Task description => If any record holds an image, omit the image and print the rest exactly.

Records to use =>
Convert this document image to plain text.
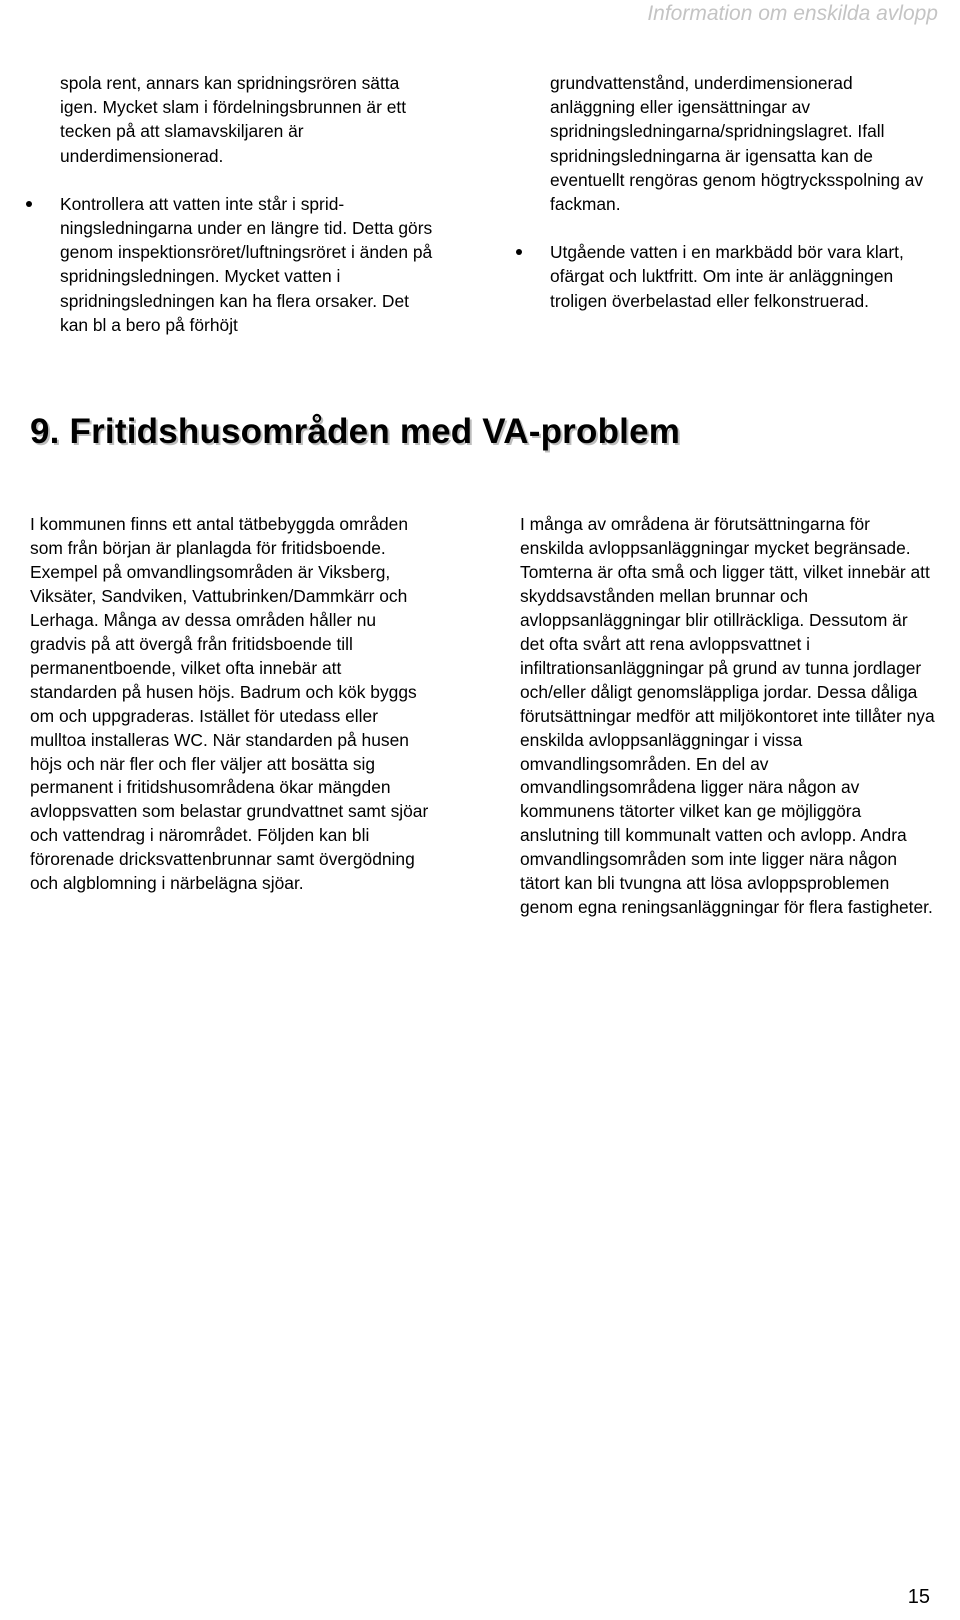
Information om enskilda avlopp

spola rent, annars kan spridningsrören sätta igen. Mycket slam i fördelningsbrunnen är ett tecken på att slamavskiljaren är underdimensionerad.

Kontrollera att vatten inte står i sprid-ningsledningarna under en längre tid. Detta görs genom inspektionsröret/luftningsröret i änden på spridningsledningen. Mycket vatten i spridningsledningen kan ha flera orsaker. Det kan bl a bero på förhöjt

grundvattenstånd, underdimensionerad anläggning eller igensättningar av spridningsledningarna/spridningslagret. Ifall spridningsledningarna är igensatta kan de eventuellt rengöras genom högtrycksspolning av fackman.

Utgående vatten i en markbädd bör vara klart, ofärgat och luktfritt. Om inte är anläggningen troligen överbelastad eller felkonstruerad.
9. Fritidshusområden med VA-problem

I kommunen finns ett antal tätbebyggda områden som från början är planlagda för fritidsboende. Exempel på omvandlingsområden är Viksberg, Viksäter, Sandviken, Vattubrinken/Dammkärr och Lerhaga. Många av dessa områden håller nu gradvis på att övergå från fritidsboende till permanentboende, vilket ofta innebär att standarden på husen höjs. Badrum och kök byggs om och uppgraderas. Istället för utedass eller mulltoa installeras WC. När standarden på husen höjs och när fler och fler väljer att bosätta sig permanent i fritidshusområdena ökar mängden avloppsvatten som belastar grundvattnet samt sjöar och vattendrag i närområdet. Följden kan bli förorenade dricksvattenbrunnar samt övergödning och algblomning i närbelägna sjöar.

I många av områdena är förutsättningarna för enskilda avloppsanläggningar mycket begränsade. Tomterna är ofta små och ligger tätt, vilket innebär att skyddsavstånden mellan brunnar och avloppsanläggningar blir otillräckliga. Dessutom är det ofta svårt att rena avloppsvattnet i infiltrationsanläggningar på grund av tunna jordlager och/eller dåligt genomsläppliga jordar. Dessa dåliga förutsättningar medför att miljökontoret inte tillåter nya enskilda avloppsanläggningar i vissa omvandlingsområden. En del av omvandlingsområdena ligger nära någon av kommunens tätorter vilket kan ge möjliggöra anslutning till kommunalt vatten och avlopp. Andra omvandlingsområden som inte ligger nära någon tätort kan bli tvungna att lösa avloppsproblemen genom egna reningsanläggningar för flera fastigheter.

15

Response =>
Convert this document image to plain text.
Information om enskilda avlopp

spola rent, annars kan spridningsrören sätta igen. Mycket slam i fördelningsbrunnen är ett tecken på att slamavskiljaren är underdimensionerad.

Kontrollera att vatten inte står i sprid-ningsledningarna under en längre tid. Detta görs genom inspektionsröret/luftningsröret i änden på spridningsledningen. Mycket vatten i spridningsledningen kan ha flera orsaker. Det kan bl a bero på förhöjt

grundvattenstånd, underdimensionerad anläggning eller igensättningar av spridningsledningarna/spridningslagret. Ifall spridningsledningarna är igensatta kan de eventuellt rengöras genom högtrycksspolning av fackman.

Utgående vatten i en markbädd bör vara klart, ofärgat och luktfritt. Om inte är anläggningen troligen överbelastad eller felkonstruerad.
9. Fritidshusområden med VA-problem

I kommunen finns ett antal tätbebyggda områden som från början är planlagda för fritidsboende. Exempel på omvandlingsområden är Viksberg, Viksäter, Sandviken, Vattubrinken/Dammkärr och Lerhaga. Många av dessa områden håller nu gradvis på att övergå från fritidsboende till permanentboende, vilket ofta innebär att standarden på husen höjs. Badrum och kök byggs om och uppgraderas. Istället för utedass eller mulltoa installeras WC. När standarden på husen höjs och när fler och fler väljer att bosätta sig permanent i fritidshusområdena ökar mängden avloppsvatten som belastar grundvattnet samt sjöar och vattendrag i närområdet. Följden kan bli förorenade dricksvattenbrunnar samt övergödning och algblomning i närbelägna sjöar.

I många av områdena är förutsättningarna för enskilda avloppsanläggningar mycket begränsade. Tomterna är ofta små och ligger tätt, vilket innebär att skyddsavstånden mellan brunnar och avloppsanläggningar blir otillräckliga. Dessutom är det ofta svårt att rena avloppsvattnet i infiltrationsanläggningar på grund av tunna jordlager och/eller dåligt genomsläppliga jordar. Dessa dåliga förutsättningar medför att miljökontoret inte tillåter nya enskilda avloppsanläggningar i vissa omvandlingsområden. En del av omvandlingsområdena ligger nära någon av kommunens tätorter vilket kan ge möjliggöra anslutning till kommunalt vatten och avlopp. Andra omvandlingsområden som inte ligger nära någon tätort kan bli tvungna att lösa avloppsproblemen genom egna reningsanläggningar för flera fastigheter.

15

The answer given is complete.